Stored entries:
--------

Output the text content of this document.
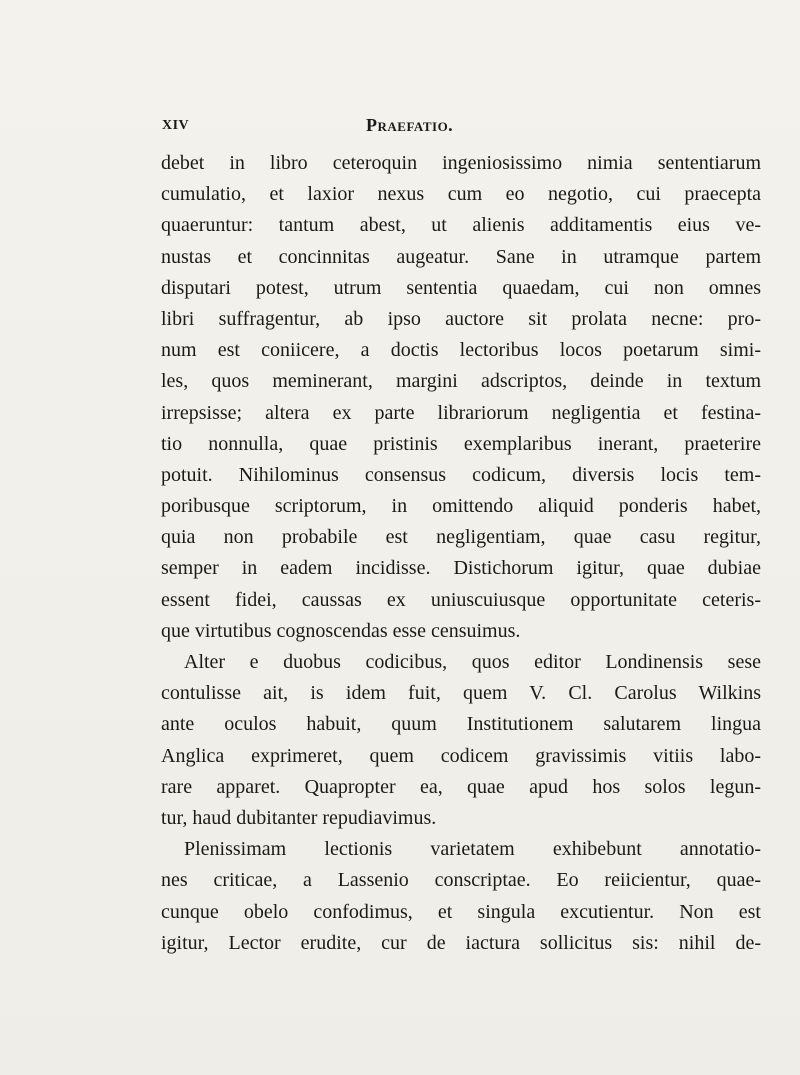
XIV	Praefatio.
debet in libro ceteroquin ingeniosissimo nimia sententiarum
cumulatio, et laxior nexus cum eo negotio, cui praecepta
quaeruntur: tantum abest, ut alienis additamentis eius ve-
nustas et concinnitas augeatur. Sane in utramque partem
disputari potest, utrum sententia quaedam, cui non omnes
libri suffragentur, ab ipso auctore sit prolata necne: pro-
num est coniicere, a doctis lectoribus locos poetarum simi-
les, quos meminerant, margini adscriptos, deinde in textum
irrepsisse; altera ex parte librariorum negligentia et festina-
tio nonnulla, quae pristinis exemplaribus inerant, praeterire
potuit. Nihilominus consensus codicum, diversis locis tem-
poribusque scriptorum, in omittendo aliquid ponderis habet,
quia non probabile est negligentiam, quae casu regitur,
semper in eadem incidisse. Distichorum igitur, quae dubiae
essent fidei, caussas ex uniuscuiusque opportunitate ceteris-
que virtutibus cognoscendas esse censuimus.
Alter e duobus codicibus, quos editor Londinensis sese
contulisse ait, is idem fuit, quem V. Cl. Carolus Wilkins
ante oculos habuit, quum Institutionem salutarem lingua
Anglica exprimeret, quem codicem gravissimis vitiis labo-
rare apparet. Quapropter ea, quae apud hos solos legun-
tur, haud dubitanter repudiavimus.
Plenissimam lectionis varietatem exhibebunt annotatio-
nes criticae, a Lassenio conscriptae. Eo reiicientur, quae-
cunque obelo confodimus, et singula excutientur. Non est
igitur, Lector erudite, cur de iactura sollicitus sis: nihil de-
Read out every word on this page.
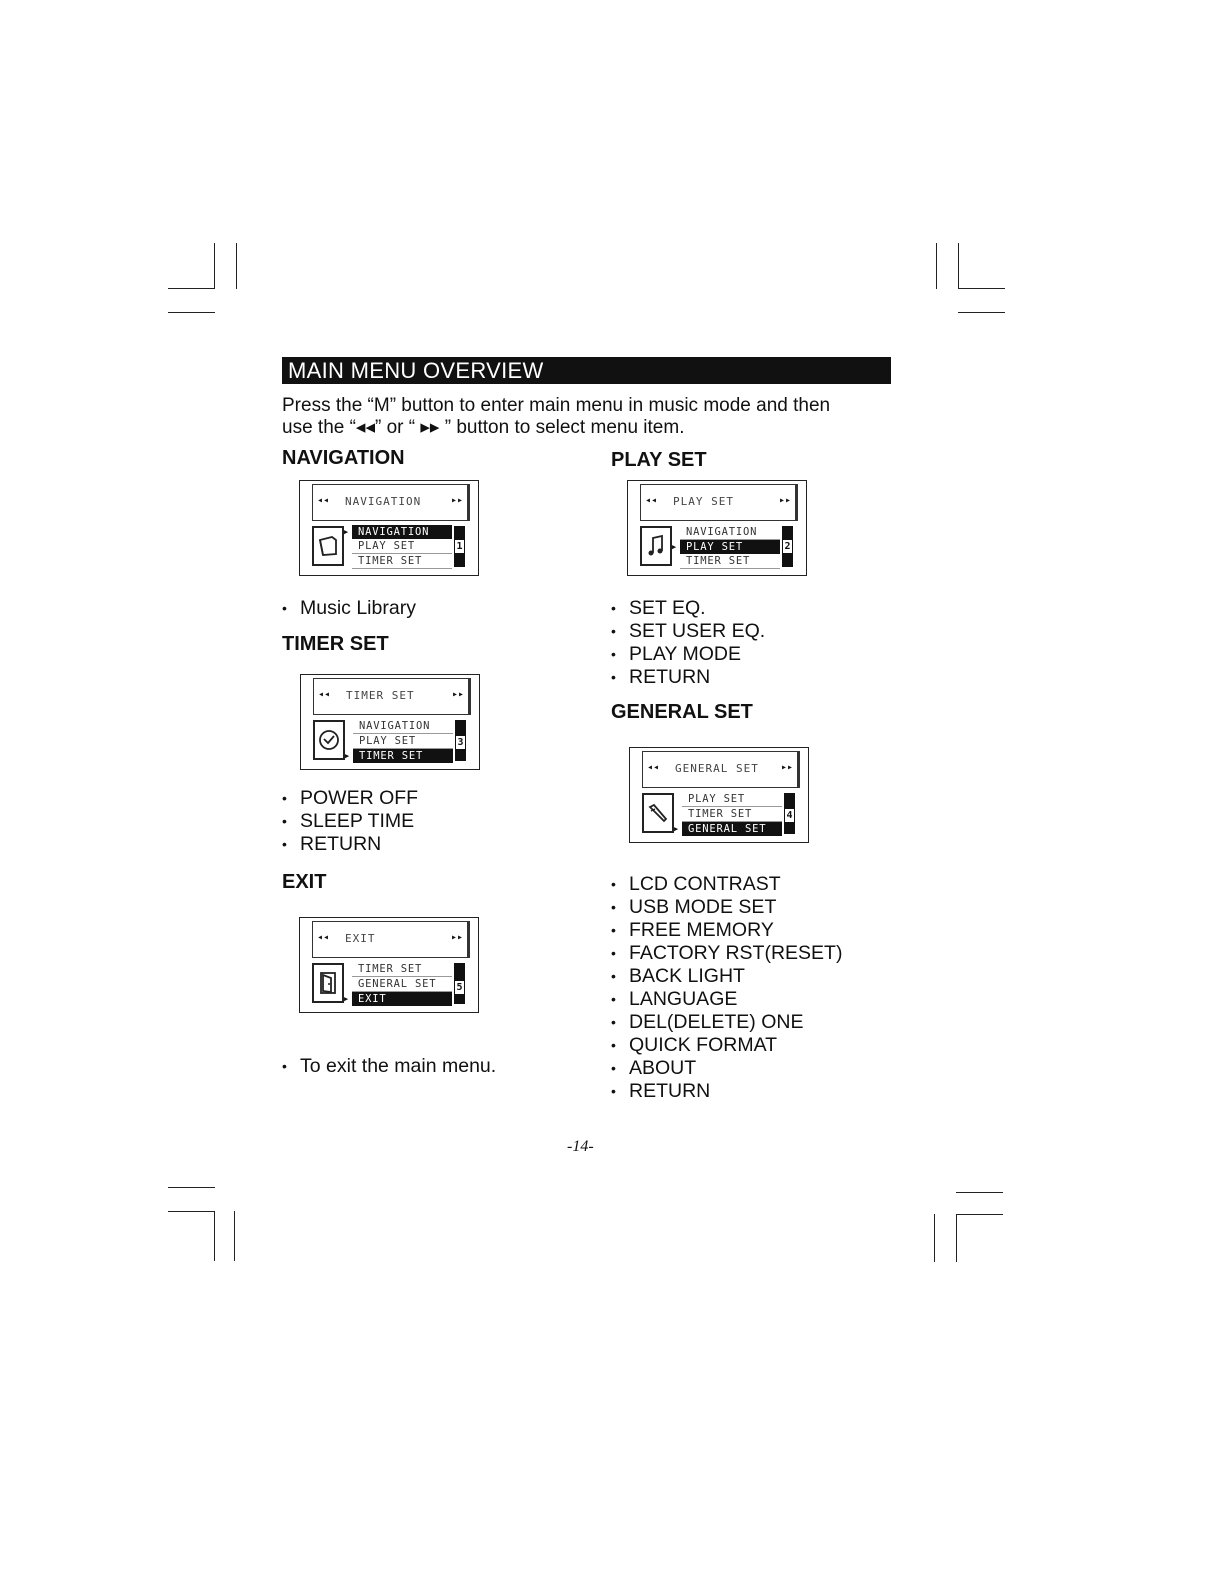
MAIN MENU OVERVIEW
Press the “M” button to enter main menu in music mode and then
use the “◂◂” or “ ▸▸ ” button to select menu item.
NAVIGATION
◂◂ NAVIGATION	▸▸
▶ NAVIGATION
PLAY SET
TIMER SET
1
• Music Library
TIMER SET
◂◂ TIMER SET	▸▸
NAVIGATION
PLAY SET
▶ TIMER SET
3
• POWER OFF
• SLEEP TIME
• RETURN
EXIT
◂◂ EXIT	▸▸
TIMER SET
GENERAL SET
▶ EXIT
5
• To exit the main menu.
PLAY SET
◂◂ PLAY SET	▸▸
NAVIGATION
▶ PLAY SET
TIMER SET
2
• SET EQ.
• SET USER EQ.
• PLAY MODE
• RETURN
GENERAL SET
◂◂ GENERAL SET ▸▸
PLAY SET
TIMER SET
▶ GENERAL SET
4
• LCD CONTRAST
• USB MODE SET
• FREE MEMORY
• FACTORY RST(RESET)
• BACK LIGHT
• LANGUAGE
• DEL(DELETE) ONE
• QUICK FORMAT
• ABOUT
• RETURN
-14-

--------

## Your instructions:
Copy the material above in full and exactly, skipping pictures.

## Written response:
Output the text content of this document.
XIV	Praefatio.
debet in libro ceteroquin ingeniosissimo nimia sententiarum
cumulatio, et laxior nexus cum eo negotio, cui praecepta
quaeruntur: tantum abest, ut alienis additamentis eius ve-
nustas et concinnitas augeatur. Sane in utramque partem
disputari potest, utrum sententia quaedam, cui non omnes
libri suffragentur, ab ipso auctore sit prolata necne: pro-
num est coniicere, a doctis lectoribus locos poetarum simi-
les, quos meminerant, margini adscriptos, deinde in textum
irrepsisse; altera ex parte librariorum negligentia et festina-
tio nonnulla, quae pristinis exemplaribus inerant, praeterire
potuit. Nihilominus consensus codicum, diversis locis tem-
poribusque scriptorum, in omittendo aliquid ponderis habet,
quia non probabile est negligentiam, quae casu regitur,
semper in eadem incidisse. Distichorum igitur, quae dubiae
essent fidei, caussas ex uniuscuiusque opportunitate ceteris-
que virtutibus cognoscendas esse censuimus.
Alter e duobus codicibus, quos editor Londinensis sese
contulisse ait, is idem fuit, quem V. Cl. Carolus Wilkins
ante oculos habuit, quum Institutionem salutarem lingua
Anglica exprimeret, quem codicem gravissimis vitiis labo-
rare apparet. Quapropter ea, quae apud hos solos legun-
tur, haud dubitanter repudiavimus.
Plenissimam lectionis varietatem exhibebunt annotatio-
nes criticae, a Lassenio conscriptae. Eo reiicientur, quae-
cunque obelo confodimus, et singula excutientur. Non est
igitur, Lector erudite, cur de iactura sollicitus sis: nihil de-
Read out every word on this page.
MAIN MENU OVERVIEW
Press the “M” button to enter main menu in music mode and then
use the “◂◂” or “ ▸▸ ” button to select menu item.
NAVIGATION
◂◂ NAVIGATION	▸▸
▶ NAVIGATION
PLAY SET
TIMER SET
1
• Music Library
TIMER SET
◂◂ TIMER SET	▸▸
NAVIGATION
PLAY SET
▶ TIMER SET
3
• POWER OFF
• SLEEP TIME
• RETURN
EXIT
◂◂ EXIT	▸▸
TIMER SET
GENERAL SET
▶ EXIT
5
• To exit the main menu.
PLAY SET
◂◂ PLAY SET	▸▸
NAVIGATION
▶ PLAY SET
TIMER SET
2
• SET EQ.
• SET USER EQ.
• PLAY MODE
• RETURN
GENERAL SET
◂◂ GENERAL SET ▸▸
PLAY SET
TIMER SET
▶ GENERAL SET
4
• LCD CONTRAST
• USB MODE SET
• FREE MEMORY
• FACTORY RST(RESET)
• BACK LIGHT
• LANGUAGE
• DEL(DELETE) ONE
• QUICK FORMAT
• ABOUT
• RETURN
-14-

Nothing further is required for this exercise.